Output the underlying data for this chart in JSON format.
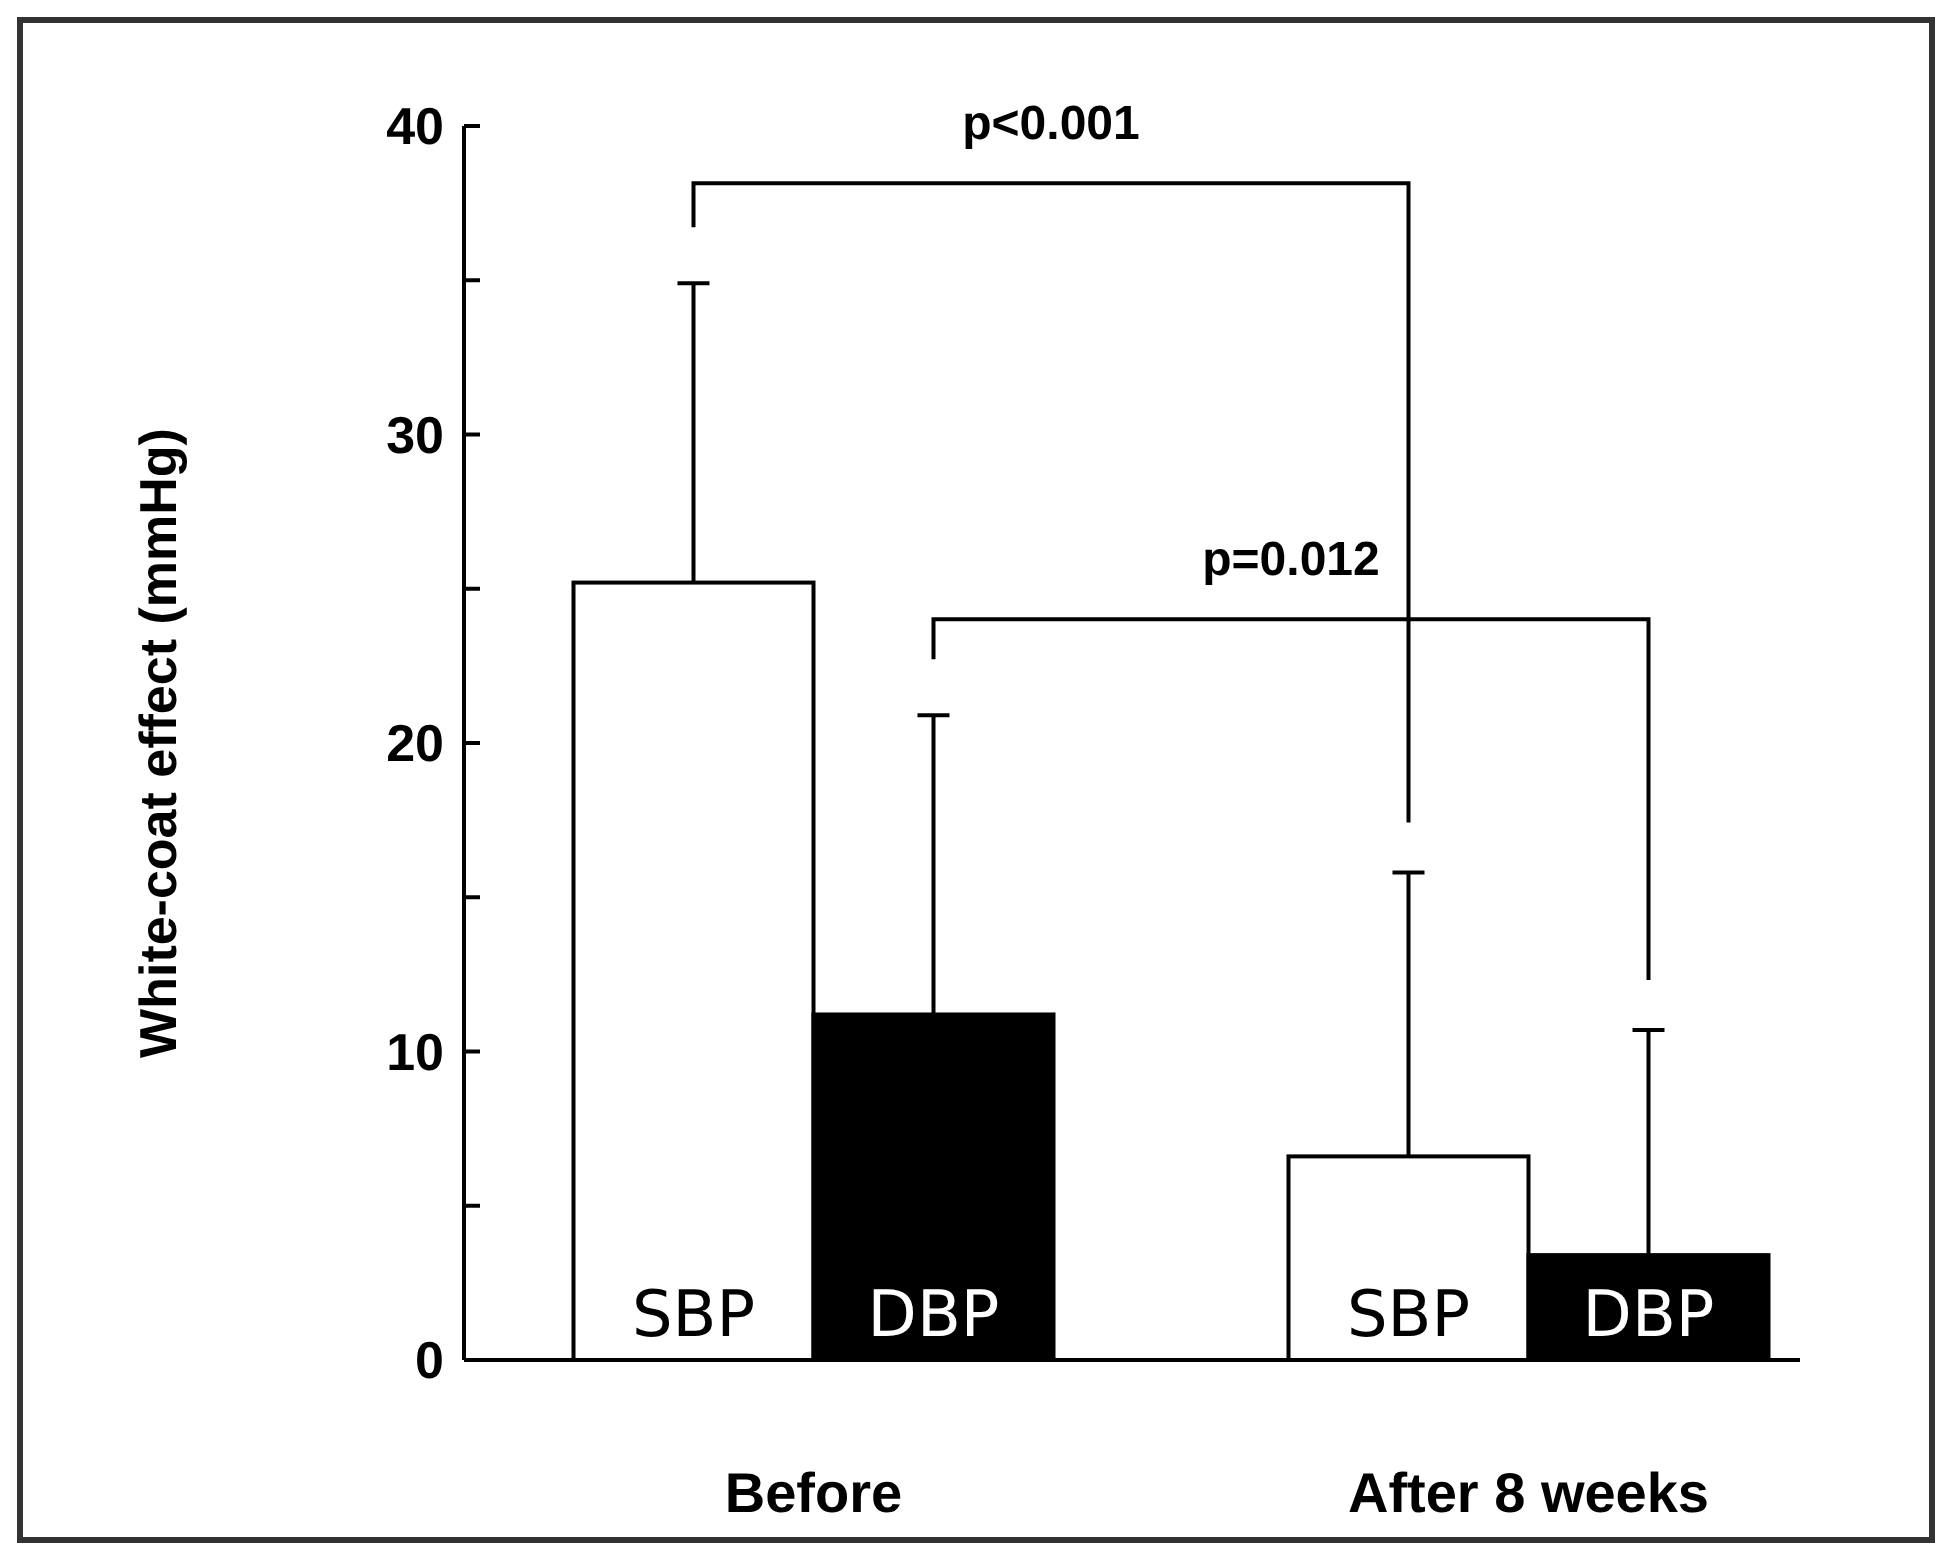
{
  "chart_data": {
    "type": "bar",
    "ylabel": "White-coat effect (mmHg)",
    "categories": [
      "Before",
      "After 8 weeks"
    ],
    "series": [
      {
        "name": "SBP",
        "color": "#ffffff",
        "values": [
          25.2,
          6.6
        ],
        "errors": [
          [
            25.2,
            34.9
          ],
          [
            6.6,
            15.8
          ]
        ]
      },
      {
        "name": "DBP",
        "color": "#000000",
        "values": [
          11.2,
          3.4
        ],
        "errors": [
          [
            11.2,
            20.9
          ],
          [
            3.4,
            10.7
          ]
        ]
      }
    ],
    "ylim": [
      0,
      40
    ],
    "yticks": [
      0,
      {
        "value": 5,
        "label": null
      },
      10,
      {
        "value": 15,
        "label": null
      },
      20,
      {
        "value": 25,
        "label": null
      },
      30,
      {
        "value": 35,
        "label": null
      },
      40
    ],
    "annotations": [
      "p<0.001",
      "p=0.012"
    ],
    "grid": false
  }
}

---*---

OBJECTIVE:
Above are records to transcribe exactly; leave their pictures out.

THE COMPLETED TASK:
Output the underlying data for this chart in JSON format.
{
  "chart_data": {
    "type": "bar",
    "ylabel": "White-coat effect (mmHg)",
    "categories": [
      "Before",
      "After 8 weeks"
    ],
    "series": [
      {
        "name": "SBP",
        "color": "#ffffff",
        "values": [
          25.2,
          6.6
        ],
        "errors": [
          [
            25.2,
            34.9
          ],
          [
            6.6,
            15.8
          ]
        ]
      },
      {
        "name": "DBP",
        "color": "#000000",
        "values": [
          11.2,
          3.4
        ],
        "errors": [
          [
            11.2,
            20.9
          ],
          [
            3.4,
            10.7
          ]
        ]
      }
    ],
    "ylim": [
      0,
      40
    ],
    "yticks": [
      0,
      {
        "value": 5,
        "label": null
      },
      10,
      {
        "value": 15,
        "label": null
      },
      20,
      {
        "value": 25,
        "label": null
      },
      30,
      {
        "value": 35,
        "label": null
      },
      40
    ],
    "annotations": [
      "p<0.001",
      "p=0.012"
    ],
    "grid": false
  }
}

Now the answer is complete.